**DO THIS**
Pull every line holding the string "name" from the records below.

**Dataset listings of figures**
◆ ◆ ◆ ◆

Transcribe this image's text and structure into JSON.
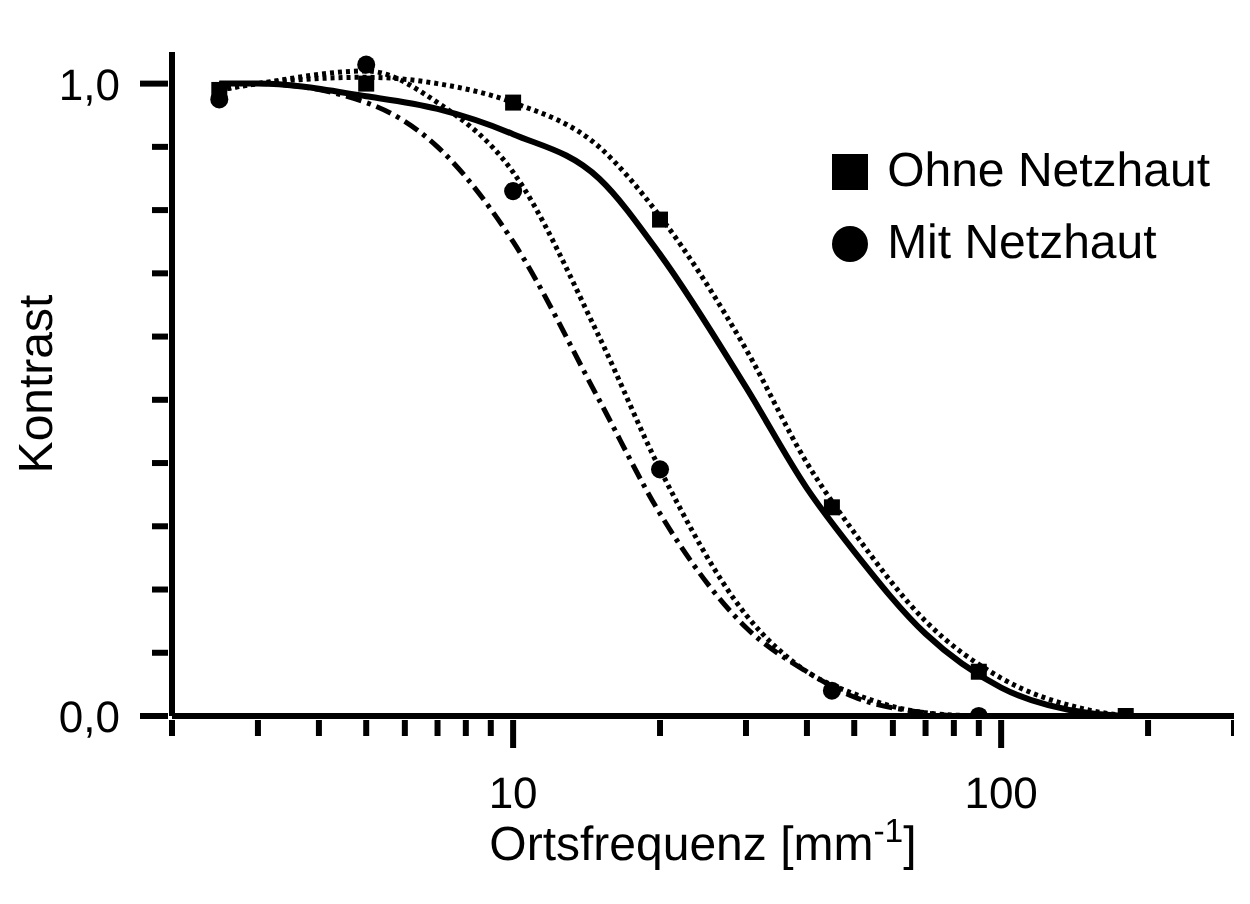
{
  "chart_data": {
    "type": "scatter",
    "xlabel": "Ortsfrequenz [mm$^{-1}$]",
    "ylabel": "Kontrast",
    "log": "x",
    "xlim": [
      2,
      300
    ],
    "xticks": [
      {
        "value": 2,
        "label": null
      },
      {
        "value": 3,
        "label": null
      },
      {
        "value": 4,
        "label": null
      },
      {
        "value": 5,
        "label": null
      },
      {
        "value": 6,
        "label": null
      },
      {
        "value": 7,
        "label": null
      },
      {
        "value": 8,
        "label": null
      },
      {
        "value": 9,
        "label": null
      },
      10,
      {
        "value": 20,
        "label": null
      },
      {
        "value": 30,
        "label": null
      },
      {
        "value": 40,
        "label": null
      },
      {
        "value": 50,
        "label": null
      },
      {
        "value": 60,
        "label": null
      },
      {
        "value": 70,
        "label": null
      },
      {
        "value": 80,
        "label": null
      },
      {
        "value": 90,
        "label": null
      },
      100,
      {
        "value": 200,
        "label": null
      },
      {
        "value": 300,
        "label": null
      }
    ],
    "ylim": [
      0,
      1.05
    ],
    "yticks": [
      {
        "value": 0,
        "label": "0,0"
      },
      {
        "value": 0.1,
        "label": null
      },
      {
        "value": 0.2,
        "label": null
      },
      {
        "value": 0.3,
        "label": null
      },
      {
        "value": 0.4,
        "label": null
      },
      {
        "value": 0.5,
        "label": null
      },
      {
        "value": 0.6,
        "label": null
      },
      {
        "value": 0.7,
        "label": null
      },
      {
        "value": 0.8,
        "label": null
      },
      {
        "value": 0.9,
        "label": null
      },
      {
        "value": 1,
        "label": "1,0"
      }
    ],
    "grid": false,
    "legend": "top right",
    "series": [
      {
        "name": "Ohne Netzhaut",
        "marker": "square",
        "color": "#000000",
        "x": [
          2.5,
          5,
          10,
          20,
          45,
          90,
          180
        ],
        "values": [
          0.99,
          1.0,
          0.97,
          0.785,
          0.33,
          0.07,
          0.0
        ]
      },
      {
        "name": "Mit Netzhaut",
        "marker": "circle",
        "color": "#000000",
        "x": [
          2.5,
          5,
          10,
          20,
          45,
          90
        ],
        "values": [
          0.975,
          1.03,
          0.83,
          0.39,
          0.04,
          0.0
        ]
      },
      {
        "type": "line",
        "line_style": "solid",
        "marker": "none",
        "color": "#000000",
        "x": [
          2.5,
          3,
          5,
          7,
          10,
          15,
          20,
          30,
          40,
          50,
          70,
          100,
          150,
          180
        ],
        "values": [
          1.0,
          1.0,
          0.98,
          0.96,
          0.92,
          0.85,
          0.73,
          0.52,
          0.36,
          0.26,
          0.13,
          0.045,
          0.005,
          0.0
        ]
      },
      {
        "type": "line",
        "line_style": "dotted",
        "marker": "none",
        "color": "#000000",
        "x": [
          2.5,
          3,
          5,
          7,
          10,
          15,
          20,
          30,
          40,
          50,
          70,
          100,
          150,
          180
        ],
        "values": [
          0.99,
          1.0,
          1.01,
          1.0,
          0.97,
          0.9,
          0.79,
          0.58,
          0.4,
          0.29,
          0.15,
          0.06,
          0.01,
          0.0
        ]
      },
      {
        "type": "line",
        "line_style": "dotted",
        "marker": "none",
        "color": "#000000",
        "x": [
          2.5,
          3,
          5,
          7,
          10,
          15,
          20,
          30,
          40,
          50,
          70,
          90
        ],
        "values": [
          0.99,
          1.0,
          1.02,
          0.97,
          0.86,
          0.6,
          0.39,
          0.16,
          0.07,
          0.035,
          0.005,
          0.0
        ]
      },
      {
        "type": "line",
        "line_style": "dashed",
        "marker": "none",
        "color": "#000000",
        "x": [
          2.5,
          3,
          5,
          7,
          10,
          15,
          20,
          30,
          40,
          50,
          70,
          80
        ],
        "values": [
          1.0,
          1.0,
          0.97,
          0.9,
          0.75,
          0.5,
          0.32,
          0.14,
          0.07,
          0.03,
          0.005,
          0.0
        ]
      }
    ]
  }
}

◆ ◆ ◆ ◆

**ANSWER TO THE EXERCISE**
        "name": "Ohne Netzhaut",
        "name": "Mit Netzhaut",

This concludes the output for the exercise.